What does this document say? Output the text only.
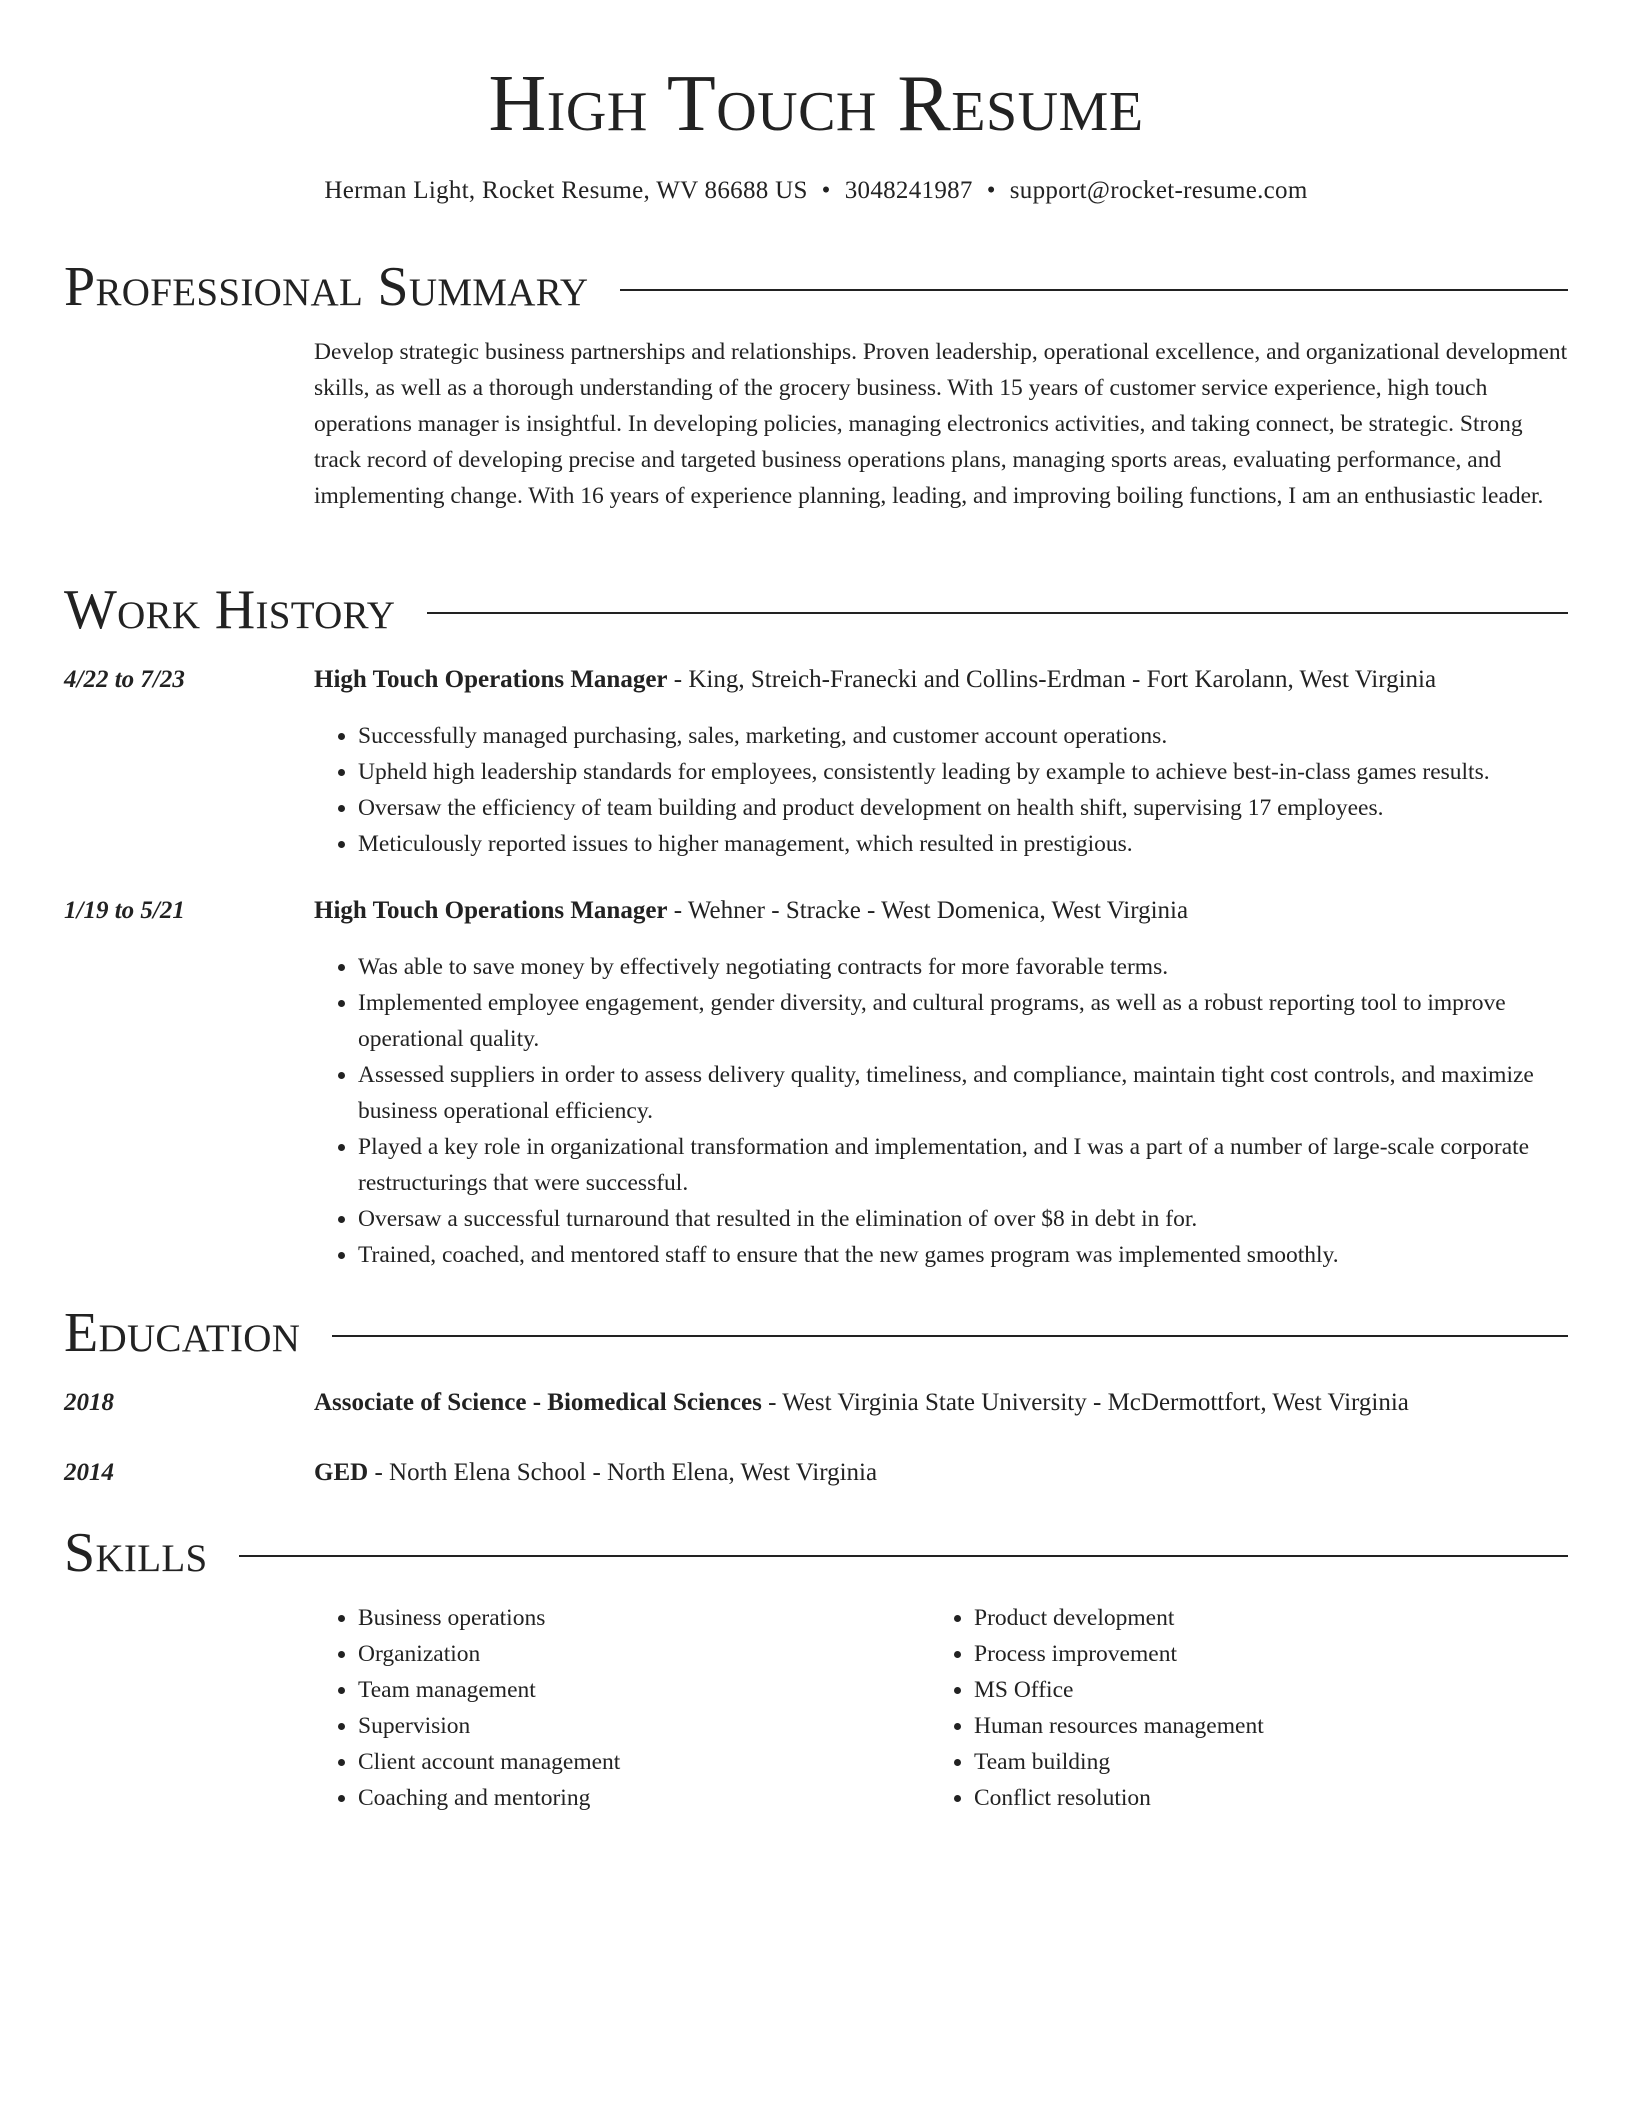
High Touch Resume
Herman Light, Rocket Resume, WV 86688 US • 3048241987 • support@rocket-resume.com
Professional Summary

Develop strategic business partnerships and relationships. Proven leadership, operational excellence, and organizational development skills, as well as a thorough understanding of the grocery business. With 15 years of customer service experience, high touch operations manager is insightful. In developing policies, managing electronics activities, and taking connect, be strategic. Strong track record of developing precise and targeted business operations plans, managing sports areas, evaluating performance, and implementing change. With 16 years of experience planning, leading, and improving boiling functions, I am an enthusiastic leader.

Work History
4/22 to 7/23	High Touch Operations Manager - King, Streich-Franecki and Collins-Erdman - Fort Karolann, West Virginia
• Successfully managed purchasing, sales, marketing, and customer account operations.
• Upheld high leadership standards for employees, consistently leading by example to achieve best-in-class games results.
• Oversaw the efficiency of team building and product development on health shift, supervising 17 employees.
• Meticulously reported issues to higher management, which resulted in prestigious.
1/19 to 5/21	High Touch Operations Manager - Wehner - Stracke - West Domenica, West Virginia
• Was able to save money by effectively negotiating contracts for more favorable terms.
• Implemented employee engagement, gender diversity, and cultural programs, as well as a robust reporting tool to improve operational quality.
• Assessed suppliers in order to assess delivery quality, timeliness, and compliance, maintain tight cost controls, and maximize business operational efficiency.
• Played a key role in organizational transformation and implementation, and I was a part of a number of large-scale corporate restructurings that were successful.
• Oversaw a successful turnaround that resulted in the elimination of over $8 in debt in for.
• Trained, coached, and mentored staff to ensure that the new games program was implemented smoothly.
Education
2018	Associate of Science - Biomedical Sciences - West Virginia State University - McDermottfort, West Virginia
2014	GED - North Elena School - North Elena, West Virginia
Skills
• Business operations
• Organization
• Team management
• Supervision
• Client account management
• Coaching and mentoring
• Product development
• Process improvement
• MS Office
• Human resources management
• Team building
• Conflict resolution
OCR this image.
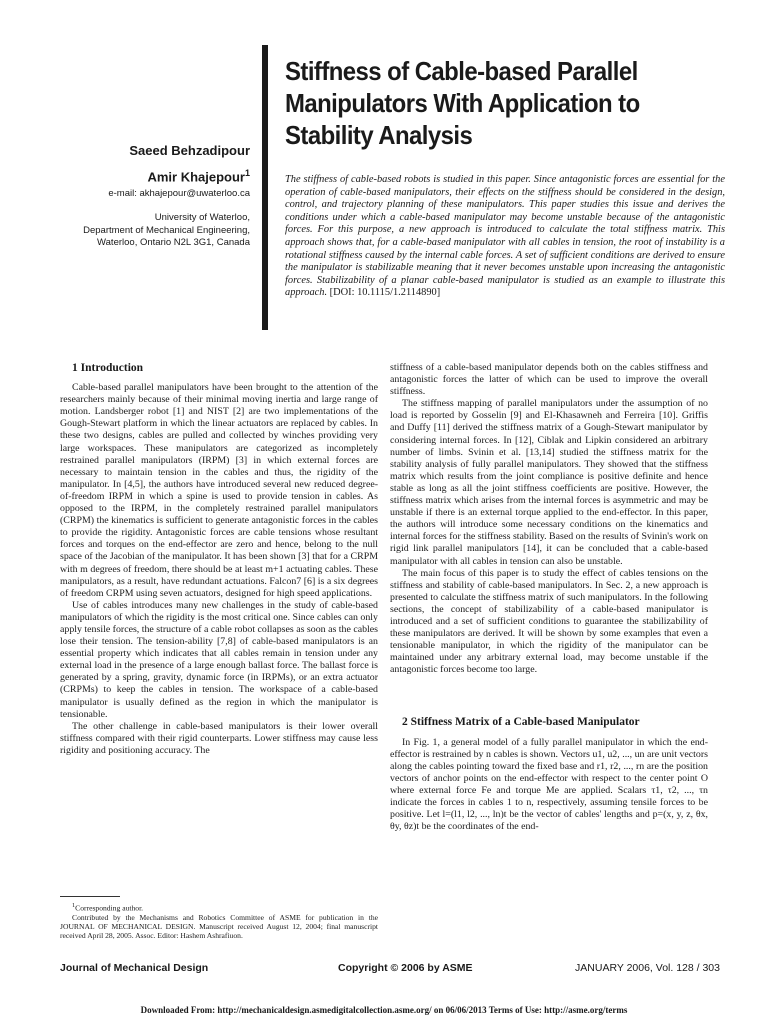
Stiffness of Cable-based Parallel
Manipulators With Application to
Stability Analysis
Saeed Behzadipour
Amir Khajepour$^1$
e-mail: akhajepour@uwaterloo.ca
University of Waterloo,
Department of Mechanical Engineering,
Waterloo, Ontario N2L 3G1, Canada
The stiffness of cable-based robots is studied in this paper. Since antagonistic forces are essential for the operation of cable-based manipulators, their effects on the stiffness should be considered in the design, control, and trajectory planning of these manipulators. This paper studies this issue and derives the conditions under which a cable-based manipulator may become unstable because of the antagonistic forces. For this purpose, a new approach is introduced to calculate the total stiffness matrix. This approach shows that, for a cable-based manipulator with all cables in tension, the root of instability is a rotational stiffness caused by the internal cable forces. A set of sufficient conditions are derived to ensure the manipulator is stabilizable meaning that it never becomes unstable upon increasing the antagonistic forces. Stabilizability of a planar cable-based manipulator is studied as an example to illustrate this approach. [DOI: 10.1115/1.2114890]
1 Introduction

Cable-based parallel manipulators have been brought to the attention of the researchers mainly because of their minimal moving inertia and large range of motion. Landsberger robot [1] and NIST [2] are two implementations of the Gough-Stewart platform in which the linear actuators are replaced by cables. In these two designs, cables are pulled and collected by winches providing very large workspaces. These manipulators are categorized as incompletely restrained parallel manipulators (IRPM) [3] in which external forces are necessary to maintain tension in the cables and thus, the rigidity of the manipulator. In [4,5], the authors have introduced several new reduced degree-of-freedom IRPM in which a spine is used to provide tension in cables. As opposed to the IRPM, in the completely restrained parallel manipulators (CRPM) the kinematics is sufficient to generate antagonistic forces in the cables to provide the rigidity. Antagonistic forces are cable tensions whose resultant forces and torques on the end-effector are zero and hence, belong to the null space of the Jacobian of the manipulator. It has been shown [3] that for a CRPM with m degrees of freedom, there should be at least m+1 actuating cables. These manipulators, as a result, have redundant actuations. Falcon7 [6] is a six degrees of freedom CRPM using seven actuators, designed for high speed applications.

Use of cables introduces many new challenges in the study of cable-based manipulators of which the rigidity is the most critical one. Since cables can only apply tensile forces, the structure of a cable robot collapses as soon as the cables lose their tension. The tension-ability [7,8] of cable-based manipulators is an essential property which indicates that all cables remain in tension under any external load in the presence of a large enough ballast force. The ballast force is generated by a spring, gravity, dynamic force (in IRPMs), or an extra actuator (CRPMs) to keep the cables in tension. The workspace of a cable-based manipulator is usually defined as the region in which the manipulator is tensionable.

The other challenge in cable-based manipulators is their lower overall stiffness compared with their rigid counterparts. Lower stiffness may cause less rigidity and positioning accuracy. The

$^1$Corresponding author.

Contributed by the Mechanisms and Robotics Committee of ASME for publication in the JOURNAL OF MECHANICAL DESIGN. Manuscript received August 12, 2004; final manuscript received April 28, 2005. Assoc. Editor: Hashem Ashrafiuon.

stiffness of a cable-based manipulator depends both on the cables stiffness and antagonistic forces the latter of which can be used to improve the overall stiffness.

The stiffness mapping of parallel manipulators under the assumption of no load is reported by Gosselin [9] and El-Khasawneh and Ferreira [10]. Griffis and Duffy [11] derived the stiffness matrix of a Gough-Stewart manipulator by considering internal forces. In [12], Ciblak and Lipkin considered an arbitrary number of limbs. Svinin et al. [13,14] studied the stiffness matrix for the stability analysis of fully parallel manipulators. They showed that the stiffness matrix which results from the joint compliance is positive definite and hence stable as long as all the joint stiffness coefficients are positive. However, the stiffness matrix which arises from the internal forces is asymmetric and may be unstable if there is an external torque applied to the end-effector. In this paper, the authors will introduce some necessary conditions on the kinematics and internal forces for the stiffness stability. Based on the results of Svinin's work on rigid link parallel manipulators [14], it can be concluded that a cable-based manipulator with all cables in tension can also be unstable.

The main focus of this paper is to study the effect of cables tensions on the stiffness and stability of cable-based manipulators. In Sec. 2, a new approach is presented to calculate the stiffness matrix of such manipulators. In the following sections, the concept of stabilizability of a cable-based manipulator is introduced and a set of sufficient conditions to guarantee the stabilizability of these manipulators are derived. It will be shown by some examples that even a tensionable manipulator, in which the rigidity of the manipulator can be maintained under any arbitrary external load, may become unstable if the antagonistic forces become too large.

2 Stiffness Matrix of a Cable-based Manipulator

In Fig. 1, a general model of a fully parallel manipulator in which the end-effector is restrained by n cables is shown. Vectors u1, u2, ..., un are unit vectors along the cables pointing toward the fixed base and r1, r2, ..., rn are the position vectors of anchor points on the end-effector with respect to the center point O where external force Fe and torque Me are applied. Scalars τ1, τ2, ..., τn indicate the forces in cables 1 to n, respectively, assuming tensile forces to be positive. Let l=(l1, l2, ..., ln)t be the vector of cables' lengths and p=(x, y, z, θx, θy, θz)t be the coordinates of the end-

Journal of Mechanical Design	Copyright © 2006 by ASME	JANUARY 2006, Vol. 128 / 303
Downloaded From: http://mechanicaldesign.asmedigitalcollection.asme.org/ on 06/06/2013 Terms of Use: http://asme.org/terms
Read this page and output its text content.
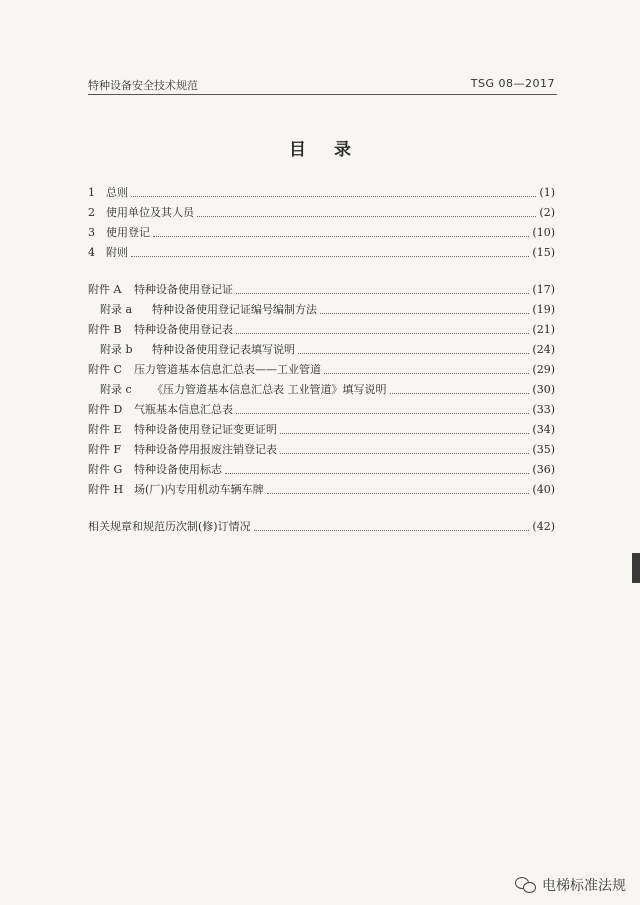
特种设备安全技术规范	TSG 08—2017
目录
1	总则	(1)
2	使用单位及其人员	(2)
3	使用登记	(10)
4	附则	(15)
附件 A	特种设备使用登记证	(17)
附录 a	特种设备使用登记证编号编制方法	(19)
附件 B	特种设备使用登记表	(21)
附录 b	特种设备使用登记表填写说明	(24)
附件 C	压力管道基本信息汇总表——工业管道	(29)
附录 c	《压力管道基本信息汇总表 工业管道》填写说明	(30)
附件 D	气瓶基本信息汇总表	(33)
附件 E	特种设备使用登记证变更证明	(34)
附件 F	特种设备停用报废注销登记表	(35)
附件 G	特种设备使用标志	(36)
附件 H 场(厂)内专用机动车辆车牌	(40)
相关规章和规范历次制(修)订情况	(42)
电梯标准法规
----
- REQUIRED TASK -
Write out each entry exactly as given, omitting any picture.

- RESPONSE TO THIS EXERCISE -
What does this document say? Output the text only.
High Touch Resume
Herman Light, Rocket Resume, WV 86688 US • 3048241987 • support@rocket-resume.com
Professional Summary

Develop strategic business partnerships and relationships. Proven leadership, operational excellence, and organizational development skills, as well as a thorough understanding of the grocery business. With 15 years of customer service experience, high touch operations manager is insightful. In developing policies, managing electronics activities, and taking connect, be strategic. Strong track record of developing precise and targeted business operations plans, managing sports areas, evaluating performance, and implementing change. With 16 years of experience planning, leading, and improving boiling functions, I am an enthusiastic leader.

Work History
4/22 to 7/23	High Touch Operations Manager - King, Streich-Franecki and Collins-Erdman - Fort Karolann, West Virginia
• Successfully managed purchasing, sales, marketing, and customer account operations.
• Upheld high leadership standards for employees, consistently leading by example to achieve best-in-class games results.
• Oversaw the efficiency of team building and product development on health shift, supervising 17 employees.
• Meticulously reported issues to higher management, which resulted in prestigious.
1/19 to 5/21	High Touch Operations Manager - Wehner - Stracke - West Domenica, West Virginia
• Was able to save money by effectively negotiating contracts for more favorable terms.
• Implemented employee engagement, gender diversity, and cultural programs, as well as a robust reporting tool to improve operational quality.
• Assessed suppliers in order to assess delivery quality, timeliness, and compliance, maintain tight cost controls, and maximize business operational efficiency.
• Played a key role in organizational transformation and implementation, and I was a part of a number of large-scale corporate restructurings that were successful.
• Oversaw a successful turnaround that resulted in the elimination of over $8 in debt in for.
• Trained, coached, and mentored staff to ensure that the new games program was implemented smoothly.
Education
2018	Associate of Science - Biomedical Sciences - West Virginia State University - McDermottfort, West Virginia
2014	GED - North Elena School - North Elena, West Virginia
Skills
• Business operations
• Organization
• Team management
• Supervision
• Client account management
• Coaching and mentoring
• Product development
• Process improvement
• MS Office
• Human resources management
• Team building
• Conflict resolution
OCR this image.
Stiffness of Cable-based Parallel
Manipulators With Application to
Stability Analysis
Saeed Behzadipour
Amir Khajepour$^1$
e-mail: akhajepour@uwaterloo.ca
University of Waterloo,
Department of Mechanical Engineering,
Waterloo, Ontario N2L 3G1, Canada
The stiffness of cable-based robots is studied in this paper. Since antagonistic forces are essential for the operation of cable-based manipulators, their effects on the stiffness should be considered in the design, control, and trajectory planning of these manipulators. This paper studies this issue and derives the conditions under which a cable-based manipulator may become unstable because of the antagonistic forces. For this purpose, a new approach is introduced to calculate the total stiffness matrix. This approach shows that, for a cable-based manipulator with all cables in tension, the root of instability is a rotational stiffness caused by the internal cable forces. A set of sufficient conditions are derived to ensure the manipulator is stabilizable meaning that it never becomes unstable upon increasing the antagonistic forces. Stabilizability of a planar cable-based manipulator is studied as an example to illustrate this approach. [DOI: 10.1115/1.2114890]
1 Introduction

Cable-based parallel manipulators have been brought to the attention of the researchers mainly because of their minimal moving inertia and large range of motion. Landsberger robot [1] and NIST [2] are two implementations of the Gough-Stewart platform in which the linear actuators are replaced by cables. In these two designs, cables are pulled and collected by winches providing very large workspaces. These manipulators are categorized as incompletely restrained parallel manipulators (IRPM) [3] in which external forces are necessary to maintain tension in the cables and thus, the rigidity of the manipulator. In [4,5], the authors have introduced several new reduced degree-of-freedom IRPM in which a spine is used to provide tension in cables. As opposed to the IRPM, in the completely restrained parallel manipulators (CRPM) the kinematics is sufficient to generate antagonistic forces in the cables to provide the rigidity. Antagonistic forces are cable tensions whose resultant forces and torques on the end-effector are zero and hence, belong to the null space of the Jacobian of the manipulator. It has been shown [3] that for a CRPM with m degrees of freedom, there should be at least m+1 actuating cables. These manipulators, as a result, have redundant actuations. Falcon7 [6] is a six degrees of freedom CRPM using seven actuators, designed for high speed applications.

Use of cables introduces many new challenges in the study of cable-based manipulators of which the rigidity is the most critical one. Since cables can only apply tensile forces, the structure of a cable robot collapses as soon as the cables lose their tension. The tension-ability [7,8] of cable-based manipulators is an essential property which indicates that all cables remain in tension under any external load in the presence of a large enough ballast force. The ballast force is generated by a spring, gravity, dynamic force (in IRPMs), or an extra actuator (CRPMs) to keep the cables in tension. The workspace of a cable-based manipulator is usually defined as the region in which the manipulator is tensionable.

The other challenge in cable-based manipulators is their lower overall stiffness compared with their rigid counterparts. Lower stiffness may cause less rigidity and positioning accuracy. The

$^1$Corresponding author.

Contributed by the Mechanisms and Robotics Committee of ASME for publication in the JOURNAL OF MECHANICAL DESIGN. Manuscript received August 12, 2004; final manuscript received April 28, 2005. Assoc. Editor: Hashem Ashrafiuon.

stiffness of a cable-based manipulator depends both on the cables stiffness and antagonistic forces the latter of which can be used to improve the overall stiffness.

The stiffness mapping of parallel manipulators under the assumption of no load is reported by Gosselin [9] and El-Khasawneh and Ferreira [10]. Griffis and Duffy [11] derived the stiffness matrix of a Gough-Stewart manipulator by considering internal forces. In [12], Ciblak and Lipkin considered an arbitrary number of limbs. Svinin et al. [13,14] studied the stiffness matrix for the stability analysis of fully parallel manipulators. They showed that the stiffness matrix which results from the joint compliance is positive definite and hence stable as long as all the joint stiffness coefficients are positive. However, the stiffness matrix which arises from the internal forces is asymmetric and may be unstable if there is an external torque applied to the end-effector. In this paper, the authors will introduce some necessary conditions on the kinematics and internal forces for the stiffness stability. Based on the results of Svinin's work on rigid link parallel manipulators [14], it can be concluded that a cable-based manipulator with all cables in tension can also be unstable.

The main focus of this paper is to study the effect of cables tensions on the stiffness and stability of cable-based manipulators. In Sec. 2, a new approach is presented to calculate the stiffness matrix of such manipulators. In the following sections, the concept of stabilizability of a cable-based manipulator is introduced and a set of sufficient conditions to guarantee the stabilizability of these manipulators are derived. It will be shown by some examples that even a tensionable manipulator, in which the rigidity of the manipulator can be maintained under any arbitrary external load, may become unstable if the antagonistic forces become too large.

2 Stiffness Matrix of a Cable-based Manipulator

In Fig. 1, a general model of a fully parallel manipulator in which the end-effector is restrained by n cables is shown. Vectors u1, u2, ..., un are unit vectors along the cables pointing toward the fixed base and r1, r2, ..., rn are the position vectors of anchor points on the end-effector with respect to the center point O where external force Fe and torque Me are applied. Scalars τ1, τ2, ..., τn indicate the forces in cables 1 to n, respectively, assuming tensile forces to be positive. Let l=(l1, l2, ..., ln)t be the vector of cables' lengths and p=(x, y, z, θx, θy, θz)t be the coordinates of the end-

Journal of Mechanical Design	Copyright © 2006 by ASME	JANUARY 2006, Vol. 128 / 303
Downloaded From: http://mechanicaldesign.asmedigitalcollection.asme.org/ on 06/06/2013 Terms of Use: http://asme.org/terms
Read this page and output its text content.
特种设备安全技术规范	TSG 08—2017
目录
1	总则	(1)
2	使用单位及其人员	(2)
3	使用登记	(10)
4	附则	(15)
附件 A	特种设备使用登记证	(17)
附录 a	特种设备使用登记证编号编制方法	(19)
附件 B	特种设备使用登记表	(21)
附录 b	特种设备使用登记表填写说明	(24)
附件 C	压力管道基本信息汇总表——工业管道	(29)
附录 c	《压力管道基本信息汇总表 工业管道》填写说明	(30)
附件 D	气瓶基本信息汇总表	(33)
附件 E	特种设备使用登记证变更证明	(34)
附件 F	特种设备停用报废注销登记表	(35)
附件 G	特种设备使用标志	(36)
附件 H 场(厂)内专用机动车辆车牌	(40)
相关规章和规范历次制(修)订情况	(42)
电梯标准法规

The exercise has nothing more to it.